> **TEXTAUSSCHNITT**:
Im ZDF-Politbarometer sackt die Union ab - SPD legt deutlich zu

Berlin (Reuters). Gut eine Woche vor der Bundestagswahl ist das Rennen um die künftige Regierungsmehrheit wieder offen. Union und FDP büßten in den letzten von ZDF und ARD vor der Wahl veröffentlichten Umfragen ihre zuvor über Monate fast durchgehend behauptete Mehrheit ein.

Im ZDF-Politbarometer vom Freitag sackte die Union um zwei Punkte auf 41 Prozent ab, ihr erklärter Wunsch-Koalitionspartner FDP bleibt wie in der Vorwoche bei sieben Prozent. Damit hätte eine schwarz-gelbe Koalition mit 48 Prozent nicht mehr die nach Angaben der Forschungsgruppe Wahlen für eine parlamentarische Mehrheit nötigen 48,5 Prozent. Lediglich eine große Koalition oder ein Bündnis aus SPD, Grünen und Linkspartei wäre mehrheitsfähig.
Auch im ARD-Deutschlandtrend und in der jüngsten Forsa-Umfrage hatten Union und FDP nach dem Fernsehduell zwischen Bundeskanzler Gerhard Schröder und seiner Herausforderin Angela Merkel ihre Mehrheit verloren. Der stellvertretende CDU-Vorsitzende Christoph Böhr äußerte Zweifel an dem lange Zeit als sicher geglaubten Sieg von Union und FDP bei der Bundestagswahl in gut einer Woche. Schröder, der in den Umfragen nach dem TV-Duell seinen Beliebtheitswert gegenüber Merkel deutlich ausbauen konnte, gab sich angesichts der Umfrageergebnisse erneut siegesgewiss.
Wie in den anderen Umfragen legte die SPD auch im Politbarometer nach dem TV-Duell weiter deutlich zu und erzielt 34 Prozent (plus zwei Punkte). Das ist das beste SPD-Ergebnis in einem Politbarometer in diesem Jahr. Die Grünen bleiben wie in der Vorwoche bei sieben Prozent. Die Linkspartei bleibt mit unverändert acht Prozent drittstärkste Partei.
Auch im Deutschlandtrend und bei Forsa hatte sich die SPD auf 34 Prozent verbessert. Nach Angaben der ARD trugen neben dem klar von Schröder gewonnenen TV-Duell auch die massiven Angriffe auf den Finanz-Fachmann in Merkels Wahlkampfteam, Paul Kirchhof, zu den Verschiebungen zu Gunsten der SPD und zu Lasten der Union bei.
Nach dem ARD-Deutschlandtrend legte die SPD bei der Frage, welcher Partei eine bessere Steuerpolitik zugetraut werde, um zwölf Punkte auf 35 Prozent zu, während die Union sieben Punkte verlor und damit nach Wochen deutlichen Vorsprungs in dieser Kompetenzfrage nur noch gleichauf mit der SPD liegt. In der Rentenpolitik zieht die SPD sogar an der Union vorbei (35:30 Prozent).

> **DATENAUSZUG**:
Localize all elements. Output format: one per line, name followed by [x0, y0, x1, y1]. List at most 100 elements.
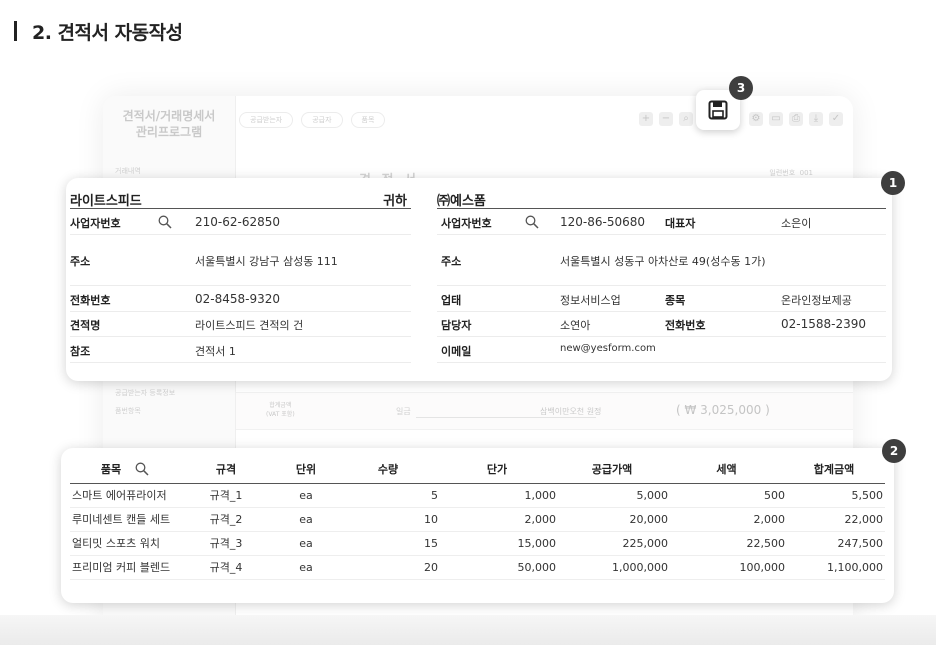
- manager-value[interactable]: 소연아: [560, 317, 590, 333]
- supplier-address-value[interactable]: 서울특별시 성동구 아차산로 49(성수동 1가): [560, 253, 765, 269]
- items-panel: 품목 규격 단위 수량 단가 공급가액 세액 합계금액 스마트 에어퓨라이저 규…: [61, 448, 894, 603]
- cell-tax: 500: [668, 483, 785, 508]
- cell-tax: 100,000: [668, 555, 785, 580]
- cell-supply: 20,000: [556, 507, 668, 532]
- bg-app-logo: 견적서/거래명세서 관리프로그램: [122, 109, 216, 139]
- supplier-row-address: 주소 서울특별시 성동구 아차산로 49(성수동 1가): [437, 235, 886, 286]
- business-type-value[interactable]: 정보서비스업: [560, 292, 621, 308]
- gear-icon[interactable]: ⚙: [749, 112, 763, 126]
- col-header-item: 품목: [70, 456, 178, 484]
- supplier-phone-value[interactable]: 02-1588-2390: [781, 317, 866, 331]
- recipient-address-value[interactable]: 서울특별시 강남구 삼성동 111: [195, 253, 338, 269]
- cell-price[interactable]: 50,000: [438, 555, 556, 580]
- bg-summary-amount: ( ₩ 3,025,000 ): [676, 403, 770, 417]
- cell-unit[interactable]: ea: [274, 555, 338, 580]
- quote-title-value[interactable]: 라이트스피드 견적의 건: [195, 317, 303, 333]
- step-badge-1: 1: [881, 171, 905, 195]
- step-badge-3: 3: [729, 76, 753, 100]
- recipient-name: 라이트스피드: [70, 194, 142, 209]
- supplier-address-label: 주소: [441, 255, 462, 268]
- cell-total: 5,500: [785, 483, 885, 508]
- cell-spec[interactable]: 규격_1: [178, 483, 274, 508]
- ceo-value[interactable]: 소은이: [781, 215, 811, 231]
- add-icon[interactable]: +: [639, 112, 653, 126]
- cell-item[interactable]: 얼티밋 스포츠 워치: [70, 531, 178, 556]
- monitor-icon[interactable]: ▭: [769, 112, 783, 126]
- supplier-biz-label: 사업자번호: [441, 217, 492, 230]
- recipient-row-reference: 참조 견적서 1: [70, 337, 411, 363]
- recipient-phone-value[interactable]: 02-8458-9320: [195, 292, 280, 306]
- section-heading: 2. 견적서 자동작성: [32, 22, 183, 44]
- print-icon[interactable]: ⎙: [789, 112, 803, 126]
- cell-qty[interactable]: 20: [338, 555, 438, 580]
- supplier-row-type: 업태 정보서비스업 종목 온라인정보제공: [437, 286, 886, 312]
- table-row[interactable]: 스마트 에어퓨라이저 규격_1 ea 5 1,000 5,000 500 5,5…: [70, 483, 885, 508]
- bg-tab-recipient[interactable]: 공급받는자: [239, 112, 294, 128]
- bg-sidebar-label: 공급받는자 등록정보: [115, 389, 176, 397]
- bg-summary-prefix: 일금: [396, 407, 411, 416]
- supplier-biz-value[interactable]: 120-86-50680: [560, 215, 645, 229]
- download-icon[interactable]: ⤓: [809, 112, 823, 126]
- search-icon[interactable]: [525, 215, 539, 229]
- search-icon[interactable]: [135, 462, 149, 476]
- search-icon[interactable]: [158, 215, 172, 229]
- bg-summary-label: 합계금액 (VAT 포함): [266, 402, 295, 418]
- supplier-name: ㈜예스폼: [437, 194, 486, 209]
- col-header-tax: 세액: [668, 456, 785, 484]
- cell-item[interactable]: 스마트 에어퓨라이저: [70, 483, 178, 508]
- cell-total: 1,100,000: [785, 555, 885, 580]
- recipient-row-title: 견적명 라이트스피드 견적의 건: [70, 312, 411, 337]
- search-icon[interactable]: ⌕: [679, 112, 693, 126]
- bg-tab-supplier[interactable]: 공급자: [301, 112, 343, 128]
- table-row[interactable]: 루미네센트 캔들 세트 규격_2 ea 10 2,000 20,000 2,00…: [70, 507, 885, 532]
- bg-summary-bar: 합계금액 (VAT 포함) 일금 삼백이만오천 원정 ( ₩ 3,025,000…: [236, 392, 853, 430]
- cell-qty[interactable]: 15: [338, 531, 438, 556]
- business-type-label: 업태: [441, 294, 462, 307]
- col-header-supply: 공급가액: [556, 456, 668, 484]
- bg-sidebar-item: 거래내역: [115, 167, 141, 175]
- supplier-row-biz: 사업자번호 120-86-50680 대표자 소은이: [437, 209, 886, 235]
- email-value[interactable]: new@yesform.com: [560, 343, 656, 354]
- reference-value[interactable]: 견적서 1: [195, 343, 236, 359]
- recipient-suffix: 귀하: [383, 194, 407, 209]
- cell-price[interactable]: 1,000: [438, 483, 556, 508]
- email-label: 이메일: [441, 345, 472, 358]
- cell-qty[interactable]: 10: [338, 507, 438, 532]
- cell-unit[interactable]: ea: [274, 483, 338, 508]
- cell-price[interactable]: 2,000: [438, 507, 556, 532]
- bg-sidebar-label: 품번항목: [115, 407, 141, 415]
- cell-item[interactable]: 프리미엄 커피 블렌드: [70, 555, 178, 580]
- bottom-fade: [0, 615, 936, 645]
- cell-spec[interactable]: 규격_4: [178, 555, 274, 580]
- cell-unit[interactable]: ea: [274, 531, 338, 556]
- recipient-biz-value[interactable]: 210-62-62850: [195, 215, 280, 229]
- supplier-row-manager: 담당자 소연아 전화번호 02-1588-2390: [437, 312, 886, 337]
- bg-doc-number: 일련번호 001: [769, 169, 813, 177]
- remove-icon[interactable]: −: [659, 112, 673, 126]
- supplier-phone-label: 전화번호: [665, 319, 706, 332]
- save-icon: [708, 100, 728, 120]
- bg-summary-text: 삼백이만오천 원정: [540, 407, 602, 416]
- col-header-price: 단가: [438, 456, 556, 484]
- recipient-section: 라이트스피드 귀하 사업자번호 210-62-62850 주소 서울특별시 강남…: [70, 187, 411, 363]
- cell-spec[interactable]: 규격_2: [178, 507, 274, 532]
- cell-qty[interactable]: 5: [338, 483, 438, 508]
- cell-item[interactable]: 루미네센트 캔들 세트: [70, 507, 178, 532]
- table-row[interactable]: 프리미엄 커피 블렌드 규격_4 ea 20 50,000 1,000,000 …: [70, 555, 885, 580]
- cell-supply: 5,000: [556, 483, 668, 508]
- col-header-spec: 규격: [178, 456, 274, 484]
- cell-tax: 22,500: [668, 531, 785, 556]
- cell-total: 247,500: [785, 531, 885, 556]
- check-icon[interactable]: ✓: [829, 112, 843, 126]
- cell-unit[interactable]: ea: [274, 507, 338, 532]
- step-badge-2: 2: [882, 439, 906, 463]
- cell-spec[interactable]: 규격_3: [178, 531, 274, 556]
- recipient-row-biz: 사업자번호 210-62-62850: [70, 209, 411, 235]
- bg-tab-items[interactable]: 품목: [350, 112, 386, 128]
- manager-label: 담당자: [441, 319, 472, 332]
- col-header-qty: 수량: [338, 456, 438, 484]
- table-row[interactable]: 얼티밋 스포츠 워치 규격_3 ea 15 15,000 225,000 22,…: [70, 531, 885, 556]
- cell-price[interactable]: 15,000: [438, 531, 556, 556]
- supplier-section: ㈜예스폼 사업자번호 120-86-50680 대표자 소은이 주소 서울특별시…: [437, 187, 886, 363]
- business-item-value[interactable]: 온라인정보제공: [781, 292, 852, 308]
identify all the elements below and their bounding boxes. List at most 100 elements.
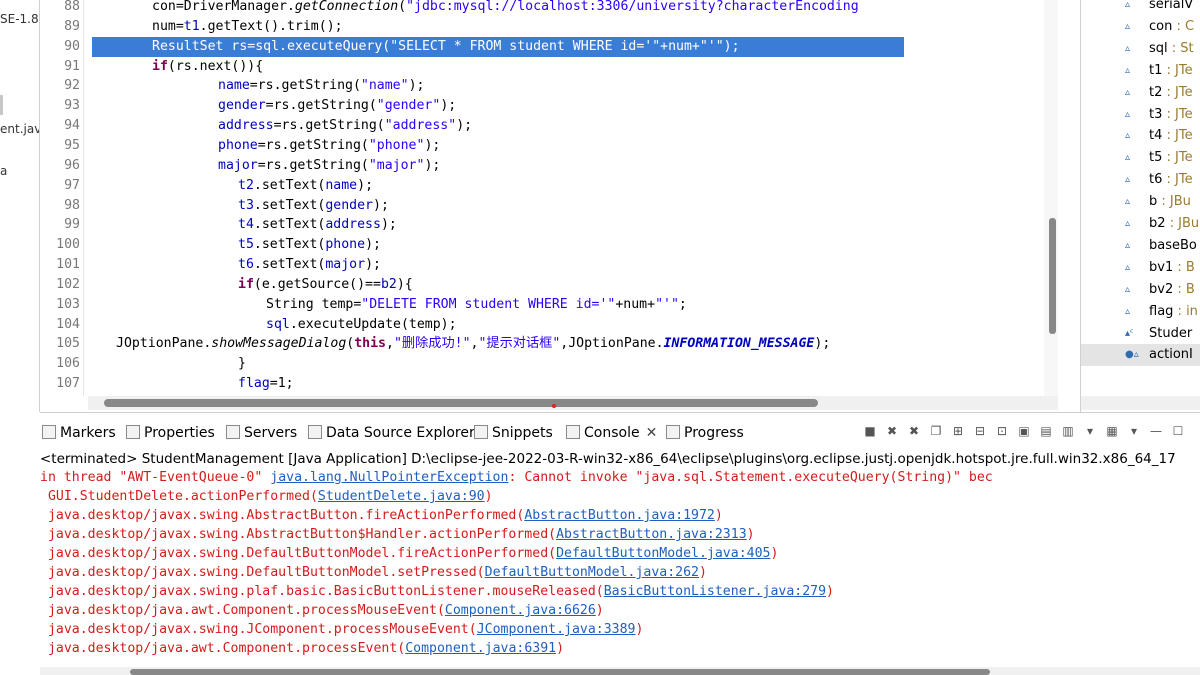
code-text: ResultSet rs=sql.executeQuery("SELECT * …	[152, 36, 740, 57]
outline-item[interactable]: ▵ t2 : JTe	[1081, 82, 1200, 104]
tree-item-jre[interactable]: SE-1.8	[0, 12, 39, 26]
code-line[interactable]: 92 name=rs.getString("name");	[40, 76, 1060, 96]
code-line[interactable]: 97 t2.setText(name);	[40, 176, 1060, 196]
code-line[interactable]: 101 t6.setText(major);	[40, 255, 1060, 275]
outline-item[interactable]: ▵ b : JBu	[1081, 191, 1200, 213]
outline-item[interactable]: ▵ t1 : JTe	[1081, 60, 1200, 82]
code-line[interactable]: 107 flag=1;	[40, 374, 1060, 394]
tab-progress[interactable]: Progress	[666, 421, 744, 445]
outline-item[interactable]: ▵ t5 : JTe	[1081, 147, 1200, 169]
stack-trace-link[interactable]: AbstractButton.java:2313	[556, 527, 747, 542]
code-line[interactable]: 98 t3.setText(gender);	[40, 196, 1060, 216]
stack-trace-link[interactable]: AbstractButton.java:1972	[524, 508, 715, 523]
terminate-icon[interactable]: ■	[862, 423, 878, 439]
outline-item[interactable]: ▵ baseBo	[1081, 235, 1200, 257]
outline-horizontal-scrollbar[interactable]	[1081, 396, 1200, 410]
code-line[interactable]: 93 gender=rs.getString("gender");	[40, 96, 1060, 116]
close-icon[interactable]: ✕	[646, 425, 658, 441]
outline-item[interactable]: ▵ serialV	[1081, 0, 1200, 16]
remove-launch-icon[interactable]: ✖	[884, 423, 900, 439]
outline-item[interactable]: ▵ bv2 : B	[1081, 279, 1200, 301]
show-on-output-icon[interactable]: ⊡	[994, 423, 1010, 439]
console-horizontal-scroll-thumb[interactable]	[130, 669, 990, 675]
outline-item[interactable]: ▵ t3 : JTe	[1081, 104, 1200, 126]
minimize-icon[interactable]: —	[1148, 423, 1164, 439]
outline-item[interactable]: ▵ flag : in	[1081, 301, 1200, 323]
clear-console-icon[interactable]: ❐	[928, 423, 944, 439]
outline-item-type: : St	[1167, 40, 1194, 56]
editor-vertical-scroll-thumb[interactable]	[1049, 218, 1056, 334]
code-line[interactable]: 100 t5.setText(phone);	[40, 235, 1060, 255]
editor-vertical-scrollbar[interactable]	[1044, 0, 1058, 396]
code-token: ,JOptionPane.	[560, 336, 664, 352]
code-token: (e.getSource()==	[253, 276, 381, 292]
tree-item-partial[interactable]: a	[0, 164, 7, 178]
code-line[interactable]: 89 num=t1.getText().trim();	[40, 17, 1060, 37]
show-on-error-icon[interactable]: ▣	[1016, 423, 1032, 439]
code-line[interactable]: 91 if(rs.next()){	[40, 57, 1060, 77]
outline-item[interactable]: ▵ bv1 : B	[1081, 257, 1200, 279]
code-line[interactable]: 102 if(e.getSource()==b2){	[40, 275, 1060, 295]
code-token: sql	[255, 38, 280, 54]
tab-servers[interactable]: Servers	[226, 421, 297, 445]
code-text: major=rs.getString("major");	[218, 156, 440, 176]
tab-console[interactable]: Console ✕	[566, 421, 658, 445]
code-line[interactable]: 94 address=rs.getString("address");	[40, 116, 1060, 136]
code-line[interactable]: 90 ResultSet rs=sql.executeQuery("SELECT …	[40, 36, 1060, 57]
stack-trace-link[interactable]: java.lang.NullPointerException	[270, 470, 508, 485]
open-dropdown-icon[interactable]: ▾	[1126, 423, 1142, 439]
stack-trace-link[interactable]: JComponent.java:3389	[477, 622, 636, 637]
code-line[interactable]: 103 String temp="DELETE FROM student WHER…	[40, 295, 1060, 315]
outline-item[interactable]: ▵ sql : St	[1081, 38, 1200, 60]
outline-item-name: con	[1149, 18, 1173, 34]
code-editor[interactable]: 88 con=DriverManager.getConnection("jdbc:…	[40, 0, 1080, 412]
code-line[interactable]: 95 phone=rs.getString("phone");	[40, 136, 1060, 156]
tab-properties[interactable]: Properties	[126, 421, 215, 445]
open-console-icon[interactable]: ▦	[1104, 423, 1120, 439]
outline-item-name: t6	[1149, 172, 1163, 188]
code-line[interactable]: 106}	[40, 354, 1060, 374]
code-line[interactable]: 96 major=rs.getString("major");	[40, 156, 1060, 176]
stack-trace-link[interactable]: Component.java:6391	[405, 641, 556, 656]
tab-snippets[interactable]: Snippets	[474, 421, 553, 445]
outline-item-name: t5	[1149, 150, 1163, 166]
maximize-icon[interactable]: ☐	[1170, 423, 1186, 439]
code-token: address	[218, 118, 274, 134]
code-line[interactable]: 99 t4.setText(address);	[40, 215, 1060, 235]
stack-trace-link[interactable]: BasicButtonListener.java:279	[604, 584, 826, 599]
stack-trace-link[interactable]: Component.java:6626	[445, 603, 596, 618]
pin-console-icon[interactable]: ▤	[1038, 423, 1054, 439]
tab-data-source-explorer[interactable]: Data Source Explorer	[308, 421, 475, 445]
outline-item[interactable]: ▵ b2 : JBu	[1081, 213, 1200, 235]
stack-trace-link[interactable]: DefaultButtonModel.java:262	[485, 565, 699, 580]
code-line[interactable]: 104 sql.executeUpdate(temp);	[40, 315, 1060, 335]
outline-item[interactable]: ▵ con : C	[1081, 16, 1200, 38]
display-dropdown-icon[interactable]: ▾	[1082, 423, 1098, 439]
code-line[interactable]: 105 JOptionPane.showMessageDialog(this,"删…	[40, 334, 1060, 354]
outline-item-label: t3 : JTe	[1149, 104, 1193, 126]
outline-item[interactable]: ▵ t4 : JTe	[1081, 125, 1200, 147]
tree-item-java-file[interactable]: ent.jav	[0, 122, 39, 136]
line-number: 102	[56, 276, 80, 292]
remove-all-icon[interactable]: ✖	[906, 423, 922, 439]
word-wrap-icon[interactable]: ⊟	[972, 423, 988, 439]
console-text: java.desktop/java.awt.Component.processM…	[40, 603, 445, 618]
tab-markers[interactable]: Markers	[42, 421, 116, 445]
code-token: );	[357, 177, 374, 193]
outline-item-type: : JTe	[1162, 150, 1193, 166]
stack-trace-link[interactable]: StudentDelete.java:90	[318, 489, 485, 504]
outline-item-type: : JTe	[1162, 172, 1193, 188]
stack-trace-link[interactable]: DefaultButtonModel.java:405	[556, 546, 770, 561]
console-text: )	[484, 489, 493, 504]
outline-item[interactable]: ●▵ actionI	[1081, 344, 1200, 367]
display-console-icon[interactable]: ▥	[1060, 423, 1076, 439]
editor-horizontal-scroll-thumb[interactable]	[104, 399, 818, 407]
code-token: gender	[218, 98, 266, 114]
code-line[interactable]: 88 con=DriverManager.getConnection("jdbc:…	[40, 0, 1060, 17]
scroll-lock-icon[interactable]: ⊞	[950, 423, 966, 439]
outline-item[interactable]: ▴ᶜ Studer	[1081, 323, 1200, 345]
code-token: =rs.getString(	[273, 118, 385, 134]
line-number: 90	[64, 38, 80, 54]
outline-pane: ▵ serialV ▵ con : C ▵ sql : St ▵ t1 : JTe ▵ t2 : …	[1080, 0, 1200, 412]
outline-item[interactable]: ▵ t6 : JTe	[1081, 169, 1200, 191]
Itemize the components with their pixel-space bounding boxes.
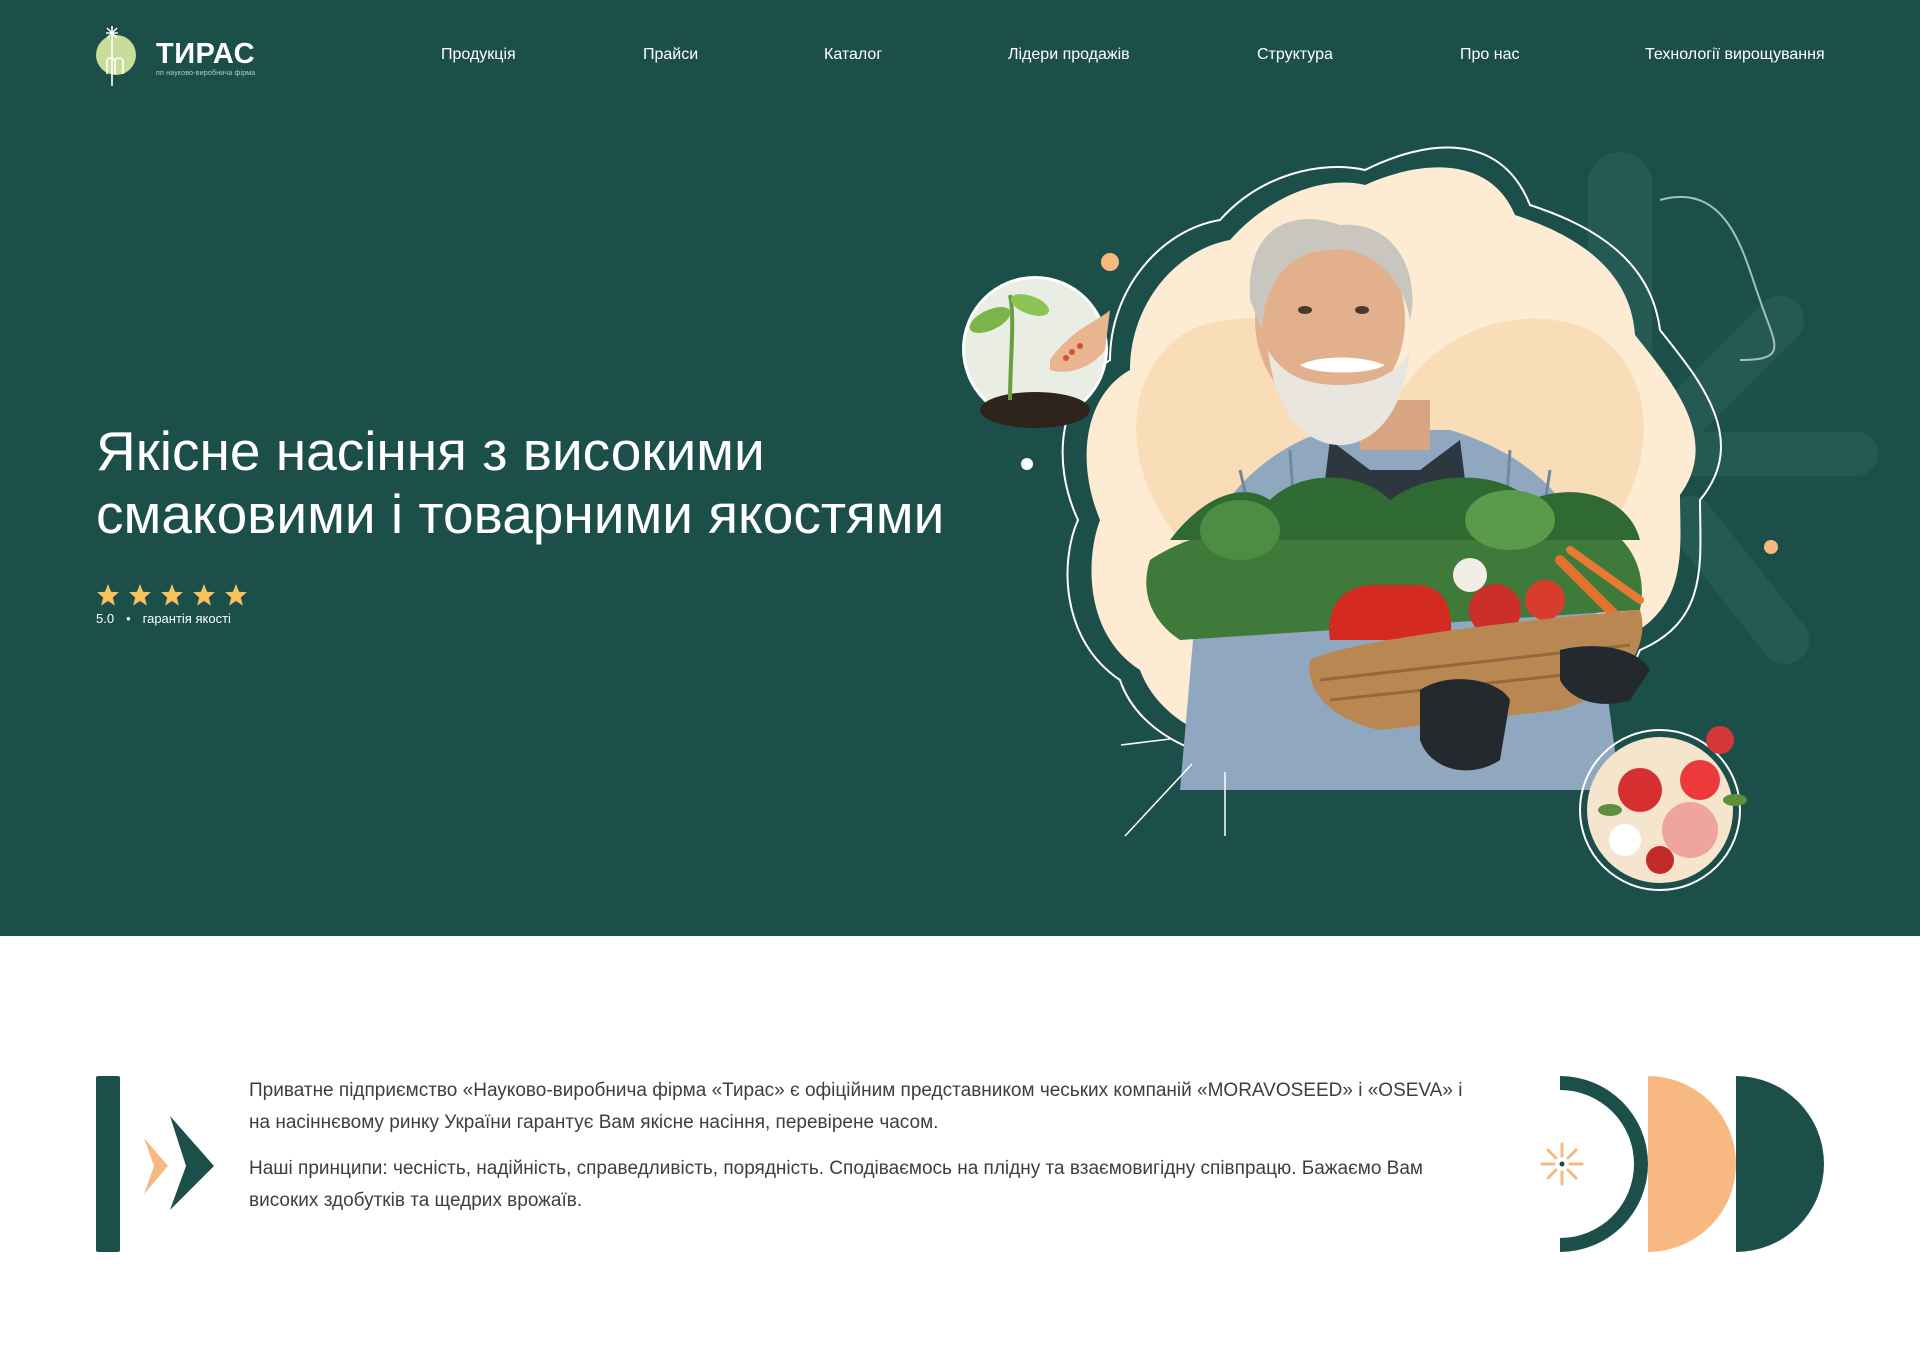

> **GESTELLTE AUFGABE 1**:
Beantworte zum Artikel über das ZDF-Politbarometer:
(a) Auf wie viel Prozent sackte die Union im Politbarometer vom Freitag ab?
(b) Welche Partei ist dort mit unverändert acht Prozent drittstärkste Partei?
(c) Welchen Wert erreicht die SPD laut ARD-Deutschlandtrend in der Rentenpolitik?
> **GESTELLTE AUFGABE 2**: Führe den Artikel über das ZDF-Politbarometer nach seinem letzten Satz weiter.
Die Datensätze braucht man hierfür nicht.

> **ERGEBNIS 1**:
(a) Auf 41 Prozent.
(b) Die Linkspartei.
(c) 35 Prozent.

> **ERGEBNIS 2**:
Kirchhof war von Schröder auch im TV-Duell mit Merkel massiv wegen seines Steuerkonzepts mit einem einheitlichen Steuersatz und seiner Überlegungen für einen Systemwechsel in der Rentenversicherung angegriffen worden.
In der politischen Stimmung legte die SPD nach dem TV-Duell noch deutlicher zu als in der so genannten Sonntagsfrage und liegt nach Angaben des ZDF bei 38 Prozent. Dieses Ziel hat Schröder seiner Partei für die Bundestagswahl gesteckt. Schon vor der ZDF-Umfrage gab sich der Kanzler erneut zuversichtlich, seine Ziele zu erreichen. »Wir haben den Trend auf unserer Seite, und ich bin mir sicher, dass wir am Wahltag die stärkste Partei sein werden«, sagte er.
Die Union verlor in der politischen Stimmung zwei Punkte auf nunmehr 40 Prozent. Die Forschungsgruppe Wahlen verwies darauf, dass die SPD eine Woche vor der Bundestagswahl 2002 in der Stimmung zehn Prozentpunkte vor der Union lag und bei der Wahl dann beide nahezu identische Ergebnisse erzielten.
Der stellvertretende CDU-Vorsitzende Böhr sagte, möglicherweise gebe es in der Gesellschaft keine klare Mehrheit für den Kurs, für den Schwarz-Gelb stehe. Seiner Einschätzung nach herrsche in der Bevölkerung ein flaues Magengefühl nach dem Motto: »Wer weiß, welche Medizin uns die Union verabreichen will?« Es werde sehr schwer, dieses Grundgefühl bis zur Wahl noch zu drehen.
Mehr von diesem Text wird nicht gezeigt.